---- Data records

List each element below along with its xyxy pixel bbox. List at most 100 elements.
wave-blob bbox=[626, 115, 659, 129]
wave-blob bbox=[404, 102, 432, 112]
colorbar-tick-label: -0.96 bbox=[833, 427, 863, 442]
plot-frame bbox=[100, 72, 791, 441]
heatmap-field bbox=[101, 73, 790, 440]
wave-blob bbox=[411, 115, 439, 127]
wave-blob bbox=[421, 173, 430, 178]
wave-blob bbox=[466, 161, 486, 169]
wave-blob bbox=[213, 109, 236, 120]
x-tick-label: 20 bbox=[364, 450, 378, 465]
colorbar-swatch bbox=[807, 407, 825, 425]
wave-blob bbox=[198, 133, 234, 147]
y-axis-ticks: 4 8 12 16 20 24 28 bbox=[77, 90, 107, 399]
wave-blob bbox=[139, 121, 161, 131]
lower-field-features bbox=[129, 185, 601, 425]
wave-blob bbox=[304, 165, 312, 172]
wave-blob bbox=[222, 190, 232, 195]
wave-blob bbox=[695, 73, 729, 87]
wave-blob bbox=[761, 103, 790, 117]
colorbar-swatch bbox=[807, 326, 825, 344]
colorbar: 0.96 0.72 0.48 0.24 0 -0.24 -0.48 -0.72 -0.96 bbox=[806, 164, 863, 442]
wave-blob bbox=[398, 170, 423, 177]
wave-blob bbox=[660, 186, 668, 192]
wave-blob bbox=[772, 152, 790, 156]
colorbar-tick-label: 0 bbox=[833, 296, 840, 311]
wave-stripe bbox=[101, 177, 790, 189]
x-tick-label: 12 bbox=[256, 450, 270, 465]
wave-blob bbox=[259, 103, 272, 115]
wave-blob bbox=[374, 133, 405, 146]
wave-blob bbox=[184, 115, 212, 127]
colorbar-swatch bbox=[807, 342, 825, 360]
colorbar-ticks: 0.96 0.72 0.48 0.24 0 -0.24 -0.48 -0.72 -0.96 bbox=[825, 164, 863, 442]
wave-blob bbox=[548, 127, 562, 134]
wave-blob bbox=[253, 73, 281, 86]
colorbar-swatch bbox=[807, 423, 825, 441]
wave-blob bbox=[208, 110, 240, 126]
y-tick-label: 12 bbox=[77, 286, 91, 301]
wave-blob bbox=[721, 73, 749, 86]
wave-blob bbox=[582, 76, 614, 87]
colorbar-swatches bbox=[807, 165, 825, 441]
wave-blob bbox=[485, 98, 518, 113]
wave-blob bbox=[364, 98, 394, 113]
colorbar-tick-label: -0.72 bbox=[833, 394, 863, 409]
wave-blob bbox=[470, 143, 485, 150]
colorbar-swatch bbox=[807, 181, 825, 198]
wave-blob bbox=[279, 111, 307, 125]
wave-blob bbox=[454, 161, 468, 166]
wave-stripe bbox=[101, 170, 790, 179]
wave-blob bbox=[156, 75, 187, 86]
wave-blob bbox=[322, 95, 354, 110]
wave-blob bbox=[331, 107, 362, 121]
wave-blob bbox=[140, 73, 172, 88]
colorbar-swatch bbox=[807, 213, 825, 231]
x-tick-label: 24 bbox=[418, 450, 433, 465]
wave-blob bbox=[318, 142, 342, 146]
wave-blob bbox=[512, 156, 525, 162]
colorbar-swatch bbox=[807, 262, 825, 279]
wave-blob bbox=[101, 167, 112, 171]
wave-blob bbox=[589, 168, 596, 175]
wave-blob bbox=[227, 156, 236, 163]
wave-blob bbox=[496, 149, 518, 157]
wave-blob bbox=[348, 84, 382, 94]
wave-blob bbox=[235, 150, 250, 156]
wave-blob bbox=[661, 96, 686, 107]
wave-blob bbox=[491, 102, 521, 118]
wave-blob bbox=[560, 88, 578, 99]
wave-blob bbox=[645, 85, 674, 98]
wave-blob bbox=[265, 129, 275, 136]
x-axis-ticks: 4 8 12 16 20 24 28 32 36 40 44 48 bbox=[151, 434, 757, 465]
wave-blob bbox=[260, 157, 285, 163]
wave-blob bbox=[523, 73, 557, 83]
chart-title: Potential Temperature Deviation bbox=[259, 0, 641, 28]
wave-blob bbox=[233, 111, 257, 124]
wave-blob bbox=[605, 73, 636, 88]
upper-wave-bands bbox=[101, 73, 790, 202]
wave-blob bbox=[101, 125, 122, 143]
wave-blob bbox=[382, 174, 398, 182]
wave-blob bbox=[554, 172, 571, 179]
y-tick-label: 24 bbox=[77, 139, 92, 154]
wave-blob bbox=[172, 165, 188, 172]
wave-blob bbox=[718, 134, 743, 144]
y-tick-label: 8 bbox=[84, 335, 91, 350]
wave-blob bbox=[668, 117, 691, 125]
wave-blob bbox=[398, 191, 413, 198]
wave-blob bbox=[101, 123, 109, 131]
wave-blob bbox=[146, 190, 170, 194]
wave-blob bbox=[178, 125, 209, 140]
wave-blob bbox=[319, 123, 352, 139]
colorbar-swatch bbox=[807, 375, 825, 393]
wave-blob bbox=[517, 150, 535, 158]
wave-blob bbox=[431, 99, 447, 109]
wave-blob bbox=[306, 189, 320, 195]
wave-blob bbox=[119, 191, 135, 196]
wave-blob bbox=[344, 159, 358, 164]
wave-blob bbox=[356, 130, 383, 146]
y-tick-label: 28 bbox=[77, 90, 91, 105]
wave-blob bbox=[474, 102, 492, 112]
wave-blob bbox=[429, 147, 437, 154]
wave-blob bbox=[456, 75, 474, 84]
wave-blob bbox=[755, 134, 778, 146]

--------

■ Exercise goal: Reproduce every one of the entries above, line for line and without any change.

■ Worked answer:
List each element below along with its xyxy pixel bbox. List at most 100 elements.
wave-blob bbox=[626, 115, 659, 129]
wave-blob bbox=[404, 102, 432, 112]
colorbar-tick-label: -0.96 bbox=[833, 427, 863, 442]
plot-frame bbox=[100, 72, 791, 441]
heatmap-field bbox=[101, 73, 790, 440]
wave-blob bbox=[411, 115, 439, 127]
wave-blob bbox=[421, 173, 430, 178]
wave-blob bbox=[466, 161, 486, 169]
wave-blob bbox=[213, 109, 236, 120]
x-tick-label: 20 bbox=[364, 450, 378, 465]
colorbar-swatch bbox=[807, 407, 825, 425]
wave-blob bbox=[198, 133, 234, 147]
y-axis-ticks: 4 8 12 16 20 24 28 bbox=[77, 90, 107, 399]
wave-blob bbox=[139, 121, 161, 131]
lower-field-features bbox=[129, 185, 601, 425]
wave-blob bbox=[304, 165, 312, 172]
wave-blob bbox=[222, 190, 232, 195]
wave-blob bbox=[695, 73, 729, 87]
wave-blob bbox=[761, 103, 790, 117]
colorbar-swatch bbox=[807, 326, 825, 344]
colorbar: 0.96 0.72 0.48 0.24 0 -0.24 -0.48 -0.72 -0.96 bbox=[806, 164, 863, 442]
wave-blob bbox=[398, 170, 423, 177]
wave-blob bbox=[660, 186, 668, 192]
wave-blob bbox=[772, 152, 790, 156]
colorbar-tick-label: 0 bbox=[833, 296, 840, 311]
wave-stripe bbox=[101, 177, 790, 189]
x-tick-label: 12 bbox=[256, 450, 270, 465]
wave-blob bbox=[259, 103, 272, 115]
wave-blob bbox=[374, 133, 405, 146]
wave-blob bbox=[184, 115, 212, 127]
colorbar-swatch bbox=[807, 342, 825, 360]
colorbar-ticks: 0.96 0.72 0.48 0.24 0 -0.24 -0.48 -0.72 -0.96 bbox=[825, 164, 863, 442]
wave-blob bbox=[548, 127, 562, 134]
wave-blob bbox=[253, 73, 281, 86]
colorbar-swatch bbox=[807, 423, 825, 441]
wave-blob bbox=[208, 110, 240, 126]
y-tick-label: 12 bbox=[77, 286, 91, 301]
wave-blob bbox=[721, 73, 749, 86]
wave-blob bbox=[582, 76, 614, 87]
colorbar-swatches bbox=[807, 165, 825, 441]
wave-blob bbox=[485, 98, 518, 113]
wave-blob bbox=[364, 98, 394, 113]
colorbar-tick-label: -0.72 bbox=[833, 394, 863, 409]
wave-blob bbox=[470, 143, 485, 150]
colorbar-swatch bbox=[807, 181, 825, 198]
wave-blob bbox=[279, 111, 307, 125]
wave-blob bbox=[454, 161, 468, 166]
wave-stripe bbox=[101, 170, 790, 179]
wave-blob bbox=[156, 75, 187, 86]
wave-blob bbox=[322, 95, 354, 110]
wave-blob bbox=[331, 107, 362, 121]
wave-blob bbox=[140, 73, 172, 88]
colorbar-swatch bbox=[807, 213, 825, 231]
x-tick-label: 24 bbox=[418, 450, 433, 465]
wave-blob bbox=[318, 142, 342, 146]
wave-blob bbox=[512, 156, 525, 162]
colorbar-swatch bbox=[807, 262, 825, 279]
wave-blob bbox=[101, 167, 112, 171]
wave-blob bbox=[589, 168, 596, 175]
wave-blob bbox=[227, 156, 236, 163]
wave-blob bbox=[496, 149, 518, 157]
wave-blob bbox=[348, 84, 382, 94]
wave-blob bbox=[235, 150, 250, 156]
wave-blob bbox=[661, 96, 686, 107]
wave-blob bbox=[491, 102, 521, 118]
wave-blob bbox=[560, 88, 578, 99]
wave-blob bbox=[645, 85, 674, 98]
wave-blob bbox=[265, 129, 275, 136]
x-axis-ticks: 4 8 12 16 20 24 28 32 36 40 44 48 bbox=[151, 434, 757, 465]
wave-blob bbox=[260, 157, 285, 163]
wave-blob bbox=[523, 73, 557, 83]
chart-title: Potential Temperature Deviation bbox=[259, 0, 641, 28]
wave-blob bbox=[233, 111, 257, 124]
wave-blob bbox=[605, 73, 636, 88]
upper-wave-bands bbox=[101, 73, 790, 202]
wave-blob bbox=[101, 125, 122, 143]
wave-blob bbox=[382, 174, 398, 182]
wave-blob bbox=[554, 172, 571, 179]
y-tick-label: 24 bbox=[77, 139, 92, 154]
wave-blob bbox=[172, 165, 188, 172]
wave-blob bbox=[718, 134, 743, 144]
y-tick-label: 8 bbox=[84, 335, 91, 350]
wave-blob bbox=[668, 117, 691, 125]
wave-blob bbox=[398, 191, 413, 198]
wave-blob bbox=[101, 123, 109, 131]
wave-blob bbox=[146, 190, 170, 194]
wave-blob bbox=[178, 125, 209, 140]
wave-blob bbox=[319, 123, 352, 139]
colorbar-swatch bbox=[807, 375, 825, 393]
wave-blob bbox=[517, 150, 535, 158]
wave-blob bbox=[431, 99, 447, 109]
wave-blob bbox=[306, 189, 320, 195]
wave-blob bbox=[119, 191, 135, 196]
wave-blob bbox=[344, 159, 358, 164]
wave-blob bbox=[356, 130, 383, 146]
y-tick-label: 28 bbox=[77, 90, 91, 105]
wave-blob bbox=[474, 102, 492, 112]
wave-blob bbox=[429, 147, 437, 154]
wave-blob bbox=[456, 75, 474, 84]
wave-blob bbox=[755, 134, 778, 146]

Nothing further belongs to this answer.